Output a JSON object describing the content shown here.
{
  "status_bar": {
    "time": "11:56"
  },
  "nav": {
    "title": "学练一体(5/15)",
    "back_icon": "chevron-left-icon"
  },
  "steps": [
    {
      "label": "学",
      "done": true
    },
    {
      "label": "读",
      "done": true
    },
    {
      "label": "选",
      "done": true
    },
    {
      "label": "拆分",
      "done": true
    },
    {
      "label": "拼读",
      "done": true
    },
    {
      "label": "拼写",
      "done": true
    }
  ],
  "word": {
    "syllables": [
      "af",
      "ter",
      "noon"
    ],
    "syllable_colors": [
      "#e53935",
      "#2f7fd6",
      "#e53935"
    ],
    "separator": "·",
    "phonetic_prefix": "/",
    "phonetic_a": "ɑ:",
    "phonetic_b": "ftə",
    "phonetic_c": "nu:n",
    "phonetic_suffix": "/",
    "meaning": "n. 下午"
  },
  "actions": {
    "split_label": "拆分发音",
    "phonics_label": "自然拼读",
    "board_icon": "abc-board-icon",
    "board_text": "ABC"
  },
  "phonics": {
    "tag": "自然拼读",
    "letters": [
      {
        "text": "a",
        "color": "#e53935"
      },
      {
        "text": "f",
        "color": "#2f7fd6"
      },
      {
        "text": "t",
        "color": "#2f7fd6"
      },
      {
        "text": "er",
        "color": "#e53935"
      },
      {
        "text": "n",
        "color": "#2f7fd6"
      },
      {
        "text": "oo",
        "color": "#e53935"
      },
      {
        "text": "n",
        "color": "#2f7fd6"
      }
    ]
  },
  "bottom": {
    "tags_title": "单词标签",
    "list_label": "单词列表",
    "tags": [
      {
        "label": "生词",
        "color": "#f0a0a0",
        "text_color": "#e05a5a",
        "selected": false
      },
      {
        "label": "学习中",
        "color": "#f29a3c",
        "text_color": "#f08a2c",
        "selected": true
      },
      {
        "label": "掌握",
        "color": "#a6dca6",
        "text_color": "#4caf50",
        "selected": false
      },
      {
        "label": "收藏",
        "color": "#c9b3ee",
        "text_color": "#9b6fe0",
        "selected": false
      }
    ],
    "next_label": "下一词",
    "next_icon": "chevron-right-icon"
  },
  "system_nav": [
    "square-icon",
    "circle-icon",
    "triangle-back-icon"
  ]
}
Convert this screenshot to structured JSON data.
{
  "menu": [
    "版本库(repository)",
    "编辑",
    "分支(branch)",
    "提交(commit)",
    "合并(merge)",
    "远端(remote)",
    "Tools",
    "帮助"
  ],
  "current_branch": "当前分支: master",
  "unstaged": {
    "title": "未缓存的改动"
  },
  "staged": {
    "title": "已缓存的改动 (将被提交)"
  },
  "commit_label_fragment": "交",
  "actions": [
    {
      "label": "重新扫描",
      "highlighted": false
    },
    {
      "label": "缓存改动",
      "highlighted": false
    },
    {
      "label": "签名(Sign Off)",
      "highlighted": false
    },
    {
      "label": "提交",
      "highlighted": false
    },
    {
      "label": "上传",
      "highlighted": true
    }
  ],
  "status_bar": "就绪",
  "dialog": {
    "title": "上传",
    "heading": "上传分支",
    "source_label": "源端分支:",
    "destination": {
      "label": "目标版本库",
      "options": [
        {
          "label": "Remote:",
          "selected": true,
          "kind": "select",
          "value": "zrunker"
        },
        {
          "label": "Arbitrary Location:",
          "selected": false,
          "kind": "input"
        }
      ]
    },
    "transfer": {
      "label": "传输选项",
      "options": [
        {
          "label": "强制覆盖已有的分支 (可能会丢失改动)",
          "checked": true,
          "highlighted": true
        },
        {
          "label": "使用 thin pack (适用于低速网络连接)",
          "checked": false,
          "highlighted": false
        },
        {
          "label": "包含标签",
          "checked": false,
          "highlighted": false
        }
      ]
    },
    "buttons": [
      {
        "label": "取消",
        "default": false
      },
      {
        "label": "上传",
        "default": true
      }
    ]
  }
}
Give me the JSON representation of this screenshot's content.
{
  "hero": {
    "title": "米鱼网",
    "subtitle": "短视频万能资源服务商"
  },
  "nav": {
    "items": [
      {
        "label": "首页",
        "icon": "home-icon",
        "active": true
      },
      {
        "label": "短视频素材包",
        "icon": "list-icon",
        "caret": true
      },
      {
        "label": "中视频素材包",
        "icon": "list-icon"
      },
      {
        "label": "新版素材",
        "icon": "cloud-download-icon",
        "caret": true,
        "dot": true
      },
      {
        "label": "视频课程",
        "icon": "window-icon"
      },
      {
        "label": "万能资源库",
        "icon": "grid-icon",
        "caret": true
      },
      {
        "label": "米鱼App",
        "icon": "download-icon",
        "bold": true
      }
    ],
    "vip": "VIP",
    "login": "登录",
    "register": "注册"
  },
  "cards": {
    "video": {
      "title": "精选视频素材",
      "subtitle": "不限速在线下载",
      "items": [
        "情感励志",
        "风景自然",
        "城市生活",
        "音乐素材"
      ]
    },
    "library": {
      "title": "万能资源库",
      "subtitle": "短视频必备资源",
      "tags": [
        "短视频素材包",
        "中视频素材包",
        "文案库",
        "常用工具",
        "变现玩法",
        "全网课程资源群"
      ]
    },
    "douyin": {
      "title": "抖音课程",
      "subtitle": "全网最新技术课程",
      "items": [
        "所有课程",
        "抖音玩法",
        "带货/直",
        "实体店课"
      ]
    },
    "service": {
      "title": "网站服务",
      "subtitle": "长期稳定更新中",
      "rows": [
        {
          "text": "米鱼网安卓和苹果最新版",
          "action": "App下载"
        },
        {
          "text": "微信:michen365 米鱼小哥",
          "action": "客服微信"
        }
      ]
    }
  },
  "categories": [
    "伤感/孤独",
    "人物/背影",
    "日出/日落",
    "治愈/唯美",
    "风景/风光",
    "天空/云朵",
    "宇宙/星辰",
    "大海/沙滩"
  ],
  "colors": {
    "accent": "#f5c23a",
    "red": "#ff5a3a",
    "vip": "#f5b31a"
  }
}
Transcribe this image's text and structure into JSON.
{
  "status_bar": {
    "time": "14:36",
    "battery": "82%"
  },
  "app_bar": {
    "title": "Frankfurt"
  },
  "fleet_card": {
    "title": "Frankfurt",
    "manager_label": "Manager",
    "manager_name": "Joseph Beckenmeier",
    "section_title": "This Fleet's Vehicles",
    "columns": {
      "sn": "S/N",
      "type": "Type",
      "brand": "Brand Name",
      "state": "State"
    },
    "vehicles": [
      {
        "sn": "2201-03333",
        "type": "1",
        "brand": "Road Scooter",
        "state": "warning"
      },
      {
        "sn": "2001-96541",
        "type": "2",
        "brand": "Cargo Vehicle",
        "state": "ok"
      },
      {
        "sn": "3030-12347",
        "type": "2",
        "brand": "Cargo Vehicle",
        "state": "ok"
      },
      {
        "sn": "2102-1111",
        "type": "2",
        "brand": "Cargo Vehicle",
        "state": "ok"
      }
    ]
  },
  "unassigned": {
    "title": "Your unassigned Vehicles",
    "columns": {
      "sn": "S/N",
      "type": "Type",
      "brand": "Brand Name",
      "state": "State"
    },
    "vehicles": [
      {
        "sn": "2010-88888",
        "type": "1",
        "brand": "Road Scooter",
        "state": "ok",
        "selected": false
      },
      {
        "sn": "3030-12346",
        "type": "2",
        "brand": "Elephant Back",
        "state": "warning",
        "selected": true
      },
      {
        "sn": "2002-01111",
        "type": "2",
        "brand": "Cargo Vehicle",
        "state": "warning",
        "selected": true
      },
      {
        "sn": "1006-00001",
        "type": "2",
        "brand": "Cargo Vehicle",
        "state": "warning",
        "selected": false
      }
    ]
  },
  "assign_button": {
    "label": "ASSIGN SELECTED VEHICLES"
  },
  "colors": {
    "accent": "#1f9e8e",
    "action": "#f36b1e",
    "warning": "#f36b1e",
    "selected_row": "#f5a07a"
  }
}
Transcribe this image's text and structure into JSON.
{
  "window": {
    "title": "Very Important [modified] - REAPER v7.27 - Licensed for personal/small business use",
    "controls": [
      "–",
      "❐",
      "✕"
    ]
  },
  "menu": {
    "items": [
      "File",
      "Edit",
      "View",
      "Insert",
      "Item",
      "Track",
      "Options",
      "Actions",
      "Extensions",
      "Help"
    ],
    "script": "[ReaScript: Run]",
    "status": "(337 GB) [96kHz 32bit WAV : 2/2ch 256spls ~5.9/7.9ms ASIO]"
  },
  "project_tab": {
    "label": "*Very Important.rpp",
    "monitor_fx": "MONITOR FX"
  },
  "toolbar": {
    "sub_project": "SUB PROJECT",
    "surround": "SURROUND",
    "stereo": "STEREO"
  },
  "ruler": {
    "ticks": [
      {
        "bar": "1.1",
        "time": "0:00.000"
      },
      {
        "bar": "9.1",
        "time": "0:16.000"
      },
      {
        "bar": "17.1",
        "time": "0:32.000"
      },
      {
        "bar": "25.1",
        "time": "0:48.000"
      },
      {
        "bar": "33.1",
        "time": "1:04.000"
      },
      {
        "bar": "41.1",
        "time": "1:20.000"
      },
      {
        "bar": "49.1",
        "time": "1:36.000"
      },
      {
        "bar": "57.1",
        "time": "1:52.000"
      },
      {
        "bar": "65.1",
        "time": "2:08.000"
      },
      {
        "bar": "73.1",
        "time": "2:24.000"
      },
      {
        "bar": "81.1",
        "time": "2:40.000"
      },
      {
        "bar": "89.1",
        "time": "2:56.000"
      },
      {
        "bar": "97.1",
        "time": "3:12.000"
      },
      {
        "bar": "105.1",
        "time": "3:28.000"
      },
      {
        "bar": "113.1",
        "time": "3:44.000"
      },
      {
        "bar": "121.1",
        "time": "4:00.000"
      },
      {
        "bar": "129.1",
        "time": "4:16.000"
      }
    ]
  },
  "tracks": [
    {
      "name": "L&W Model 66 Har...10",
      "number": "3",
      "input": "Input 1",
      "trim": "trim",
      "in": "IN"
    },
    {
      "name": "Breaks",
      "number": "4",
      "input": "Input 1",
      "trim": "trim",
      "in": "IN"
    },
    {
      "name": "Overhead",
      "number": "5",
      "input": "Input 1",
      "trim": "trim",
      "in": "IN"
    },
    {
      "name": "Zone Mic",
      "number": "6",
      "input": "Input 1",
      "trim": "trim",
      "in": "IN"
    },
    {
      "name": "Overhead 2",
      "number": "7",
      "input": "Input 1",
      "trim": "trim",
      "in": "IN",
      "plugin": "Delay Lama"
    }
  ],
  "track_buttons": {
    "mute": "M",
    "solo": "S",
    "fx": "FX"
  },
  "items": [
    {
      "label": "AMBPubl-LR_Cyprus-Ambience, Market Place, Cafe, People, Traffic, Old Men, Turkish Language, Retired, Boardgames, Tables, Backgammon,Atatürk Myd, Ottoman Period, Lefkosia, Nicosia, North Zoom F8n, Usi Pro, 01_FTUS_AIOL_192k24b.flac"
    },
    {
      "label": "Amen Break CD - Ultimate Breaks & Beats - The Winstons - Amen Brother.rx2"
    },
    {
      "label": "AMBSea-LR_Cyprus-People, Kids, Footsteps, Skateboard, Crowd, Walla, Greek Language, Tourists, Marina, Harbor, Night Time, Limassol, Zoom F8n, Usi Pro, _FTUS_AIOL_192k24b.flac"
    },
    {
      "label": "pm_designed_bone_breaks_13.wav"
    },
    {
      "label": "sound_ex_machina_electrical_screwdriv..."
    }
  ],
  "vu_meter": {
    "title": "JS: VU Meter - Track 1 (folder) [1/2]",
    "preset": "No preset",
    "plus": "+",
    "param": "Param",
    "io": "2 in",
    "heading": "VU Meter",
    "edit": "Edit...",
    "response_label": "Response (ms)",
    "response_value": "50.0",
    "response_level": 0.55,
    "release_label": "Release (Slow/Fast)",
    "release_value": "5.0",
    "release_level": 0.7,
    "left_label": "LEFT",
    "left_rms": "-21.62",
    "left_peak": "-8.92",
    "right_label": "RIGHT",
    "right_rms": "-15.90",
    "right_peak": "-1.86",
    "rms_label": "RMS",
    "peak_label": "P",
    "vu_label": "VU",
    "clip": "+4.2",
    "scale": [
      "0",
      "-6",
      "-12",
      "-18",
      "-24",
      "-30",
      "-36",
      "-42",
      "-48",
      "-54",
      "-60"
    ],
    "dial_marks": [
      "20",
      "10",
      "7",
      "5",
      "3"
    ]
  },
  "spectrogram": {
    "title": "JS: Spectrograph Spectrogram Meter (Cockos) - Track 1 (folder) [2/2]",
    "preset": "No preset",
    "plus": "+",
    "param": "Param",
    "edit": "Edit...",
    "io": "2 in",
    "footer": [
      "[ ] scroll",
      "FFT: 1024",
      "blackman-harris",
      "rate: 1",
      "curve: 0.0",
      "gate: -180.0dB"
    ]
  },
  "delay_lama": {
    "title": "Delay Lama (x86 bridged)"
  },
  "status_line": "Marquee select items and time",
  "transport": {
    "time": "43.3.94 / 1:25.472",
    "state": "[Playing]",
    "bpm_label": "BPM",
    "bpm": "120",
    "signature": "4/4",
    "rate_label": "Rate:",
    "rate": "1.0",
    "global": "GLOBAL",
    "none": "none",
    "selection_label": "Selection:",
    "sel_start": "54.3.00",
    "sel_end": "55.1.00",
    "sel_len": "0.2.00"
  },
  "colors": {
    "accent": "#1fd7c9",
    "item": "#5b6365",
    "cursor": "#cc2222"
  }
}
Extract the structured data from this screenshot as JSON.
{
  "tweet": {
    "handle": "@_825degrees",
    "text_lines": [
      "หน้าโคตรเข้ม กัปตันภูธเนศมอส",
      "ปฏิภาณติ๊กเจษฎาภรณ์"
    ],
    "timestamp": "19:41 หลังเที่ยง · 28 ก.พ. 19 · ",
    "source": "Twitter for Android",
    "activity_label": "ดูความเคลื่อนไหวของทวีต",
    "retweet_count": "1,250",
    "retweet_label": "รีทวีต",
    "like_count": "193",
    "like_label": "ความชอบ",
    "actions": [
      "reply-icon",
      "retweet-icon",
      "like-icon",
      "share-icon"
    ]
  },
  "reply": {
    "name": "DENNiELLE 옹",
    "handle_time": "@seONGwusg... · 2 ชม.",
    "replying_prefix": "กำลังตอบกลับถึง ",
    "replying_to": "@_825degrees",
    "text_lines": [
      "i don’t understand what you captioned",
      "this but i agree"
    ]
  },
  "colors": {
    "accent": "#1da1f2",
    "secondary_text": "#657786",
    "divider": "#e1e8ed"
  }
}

^^^^^^^^^^^^^^^^

### What is asked
From the listing, copy each line containing the word "flac".

### Exercise answer
      "label": "AMBPubl-LR_Cyprus-Ambience, Market Place, Cafe, People, Traffic, Old Men, Turkish Language, Retired, Boardgames, Tables, Backgammon,Atatürk Myd, Ottoman Period, Lefkosia, Nicosia, North Zoom F8n, Usi Pro, 01_FTUS_AIOL_192k24b.flac"
      "label": "AMBSea-LR_Cyprus-People, Kids, Footsteps, Skateboard, Crowd, Walla, Greek Language, Tourists, Marina, Harbor, Night Time, Limassol, Zoom F8n, Usi Pro, _FTUS_AIOL_192k24b.flac"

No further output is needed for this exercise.